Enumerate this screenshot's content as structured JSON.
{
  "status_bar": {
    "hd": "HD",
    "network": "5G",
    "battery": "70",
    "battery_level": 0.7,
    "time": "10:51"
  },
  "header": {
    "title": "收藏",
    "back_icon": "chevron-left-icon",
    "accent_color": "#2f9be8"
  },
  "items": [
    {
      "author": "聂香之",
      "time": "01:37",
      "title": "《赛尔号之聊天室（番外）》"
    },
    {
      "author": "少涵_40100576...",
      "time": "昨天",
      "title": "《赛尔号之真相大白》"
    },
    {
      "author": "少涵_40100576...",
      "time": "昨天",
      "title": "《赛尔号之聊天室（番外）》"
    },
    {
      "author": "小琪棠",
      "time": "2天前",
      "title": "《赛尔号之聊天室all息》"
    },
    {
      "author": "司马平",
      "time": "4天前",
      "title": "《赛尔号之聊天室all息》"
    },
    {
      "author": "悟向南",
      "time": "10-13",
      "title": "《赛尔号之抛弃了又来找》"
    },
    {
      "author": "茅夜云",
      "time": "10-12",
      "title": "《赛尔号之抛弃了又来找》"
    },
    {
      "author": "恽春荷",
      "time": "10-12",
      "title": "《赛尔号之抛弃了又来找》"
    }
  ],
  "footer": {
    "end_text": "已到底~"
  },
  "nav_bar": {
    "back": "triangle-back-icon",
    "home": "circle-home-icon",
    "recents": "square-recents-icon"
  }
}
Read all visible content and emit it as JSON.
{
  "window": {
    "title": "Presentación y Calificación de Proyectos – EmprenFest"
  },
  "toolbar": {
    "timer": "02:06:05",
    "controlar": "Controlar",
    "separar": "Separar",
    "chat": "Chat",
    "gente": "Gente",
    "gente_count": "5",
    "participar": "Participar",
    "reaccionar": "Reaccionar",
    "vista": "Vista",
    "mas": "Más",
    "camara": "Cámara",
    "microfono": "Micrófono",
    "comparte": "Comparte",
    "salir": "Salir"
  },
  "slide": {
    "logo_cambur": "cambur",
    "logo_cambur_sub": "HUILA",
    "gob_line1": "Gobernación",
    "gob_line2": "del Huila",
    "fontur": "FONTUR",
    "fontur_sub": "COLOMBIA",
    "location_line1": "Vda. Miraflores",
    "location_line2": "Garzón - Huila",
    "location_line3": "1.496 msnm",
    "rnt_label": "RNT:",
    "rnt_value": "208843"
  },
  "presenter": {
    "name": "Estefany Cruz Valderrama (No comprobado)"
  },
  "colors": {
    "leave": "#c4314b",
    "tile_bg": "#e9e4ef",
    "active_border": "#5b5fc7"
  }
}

#####

Aim of the exercise:
Transcribe the whole listing with nothing added or left out.

The completed task:
Enumerate this screenshot's content as structured JSON.
{
  "status_bar": {
    "hd": "HD",
    "network": "5G",
    "battery": "70",
    "battery_level": 0.7,
    "time": "10:51"
  },
  "header": {
    "title": "收藏",
    "back_icon": "chevron-left-icon",
    "accent_color": "#2f9be8"
  },
  "items": [
    {
      "author": "聂香之",
      "time": "01:37",
      "title": "《赛尔号之聊天室（番外）》"
    },
    {
      "author": "少涵_40100576...",
      "time": "昨天",
      "title": "《赛尔号之真相大白》"
    },
    {
      "author": "少涵_40100576...",
      "time": "昨天",
      "title": "《赛尔号之聊天室（番外）》"
    },
    {
      "author": "小琪棠",
      "time": "2天前",
      "title": "《赛尔号之聊天室all息》"
    },
    {
      "author": "司马平",
      "time": "4天前",
      "title": "《赛尔号之聊天室all息》"
    },
    {
      "author": "悟向南",
      "time": "10-13",
      "title": "《赛尔号之抛弃了又来找》"
    },
    {
      "author": "茅夜云",
      "time": "10-12",
      "title": "《赛尔号之抛弃了又来找》"
    },
    {
      "author": "恽春荷",
      "time": "10-12",
      "title": "《赛尔号之抛弃了又来找》"
    }
  ],
  "footer": {
    "end_text": "已到底~"
  },
  "nav_bar": {
    "back": "triangle-back-icon",
    "home": "circle-home-icon",
    "recents": "square-recents-icon"
  }
}
Read all visible content and emit it as JSON.
{
  "window": {
    "title": "Presentación y Calificación de Proyectos – EmprenFest"
  },
  "toolbar": {
    "timer": "02:06:05",
    "controlar": "Controlar",
    "separar": "Separar",
    "chat": "Chat",
    "gente": "Gente",
    "gente_count": "5",
    "participar": "Participar",
    "reaccionar": "Reaccionar",
    "vista": "Vista",
    "mas": "Más",
    "camara": "Cámara",
    "microfono": "Micrófono",
    "comparte": "Comparte",
    "salir": "Salir"
  },
  "slide": {
    "logo_cambur": "cambur",
    "logo_cambur_sub": "HUILA",
    "gob_line1": "Gobernación",
    "gob_line2": "del Huila",
    "fontur": "FONTUR",
    "fontur_sub": "COLOMBIA",
    "location_line1": "Vda. Miraflores",
    "location_line2": "Garzón - Huila",
    "location_line3": "1.496 msnm",
    "rnt_label": "RNT:",
    "rnt_value": "208843"
  },
  "presenter": {
    "name": "Estefany Cruz Valderrama (No comprobado)"
  },
  "colors": {
    "leave": "#c4314b",
    "tile_bg": "#e9e4ef",
    "active_border": "#5b5fc7"
  }
}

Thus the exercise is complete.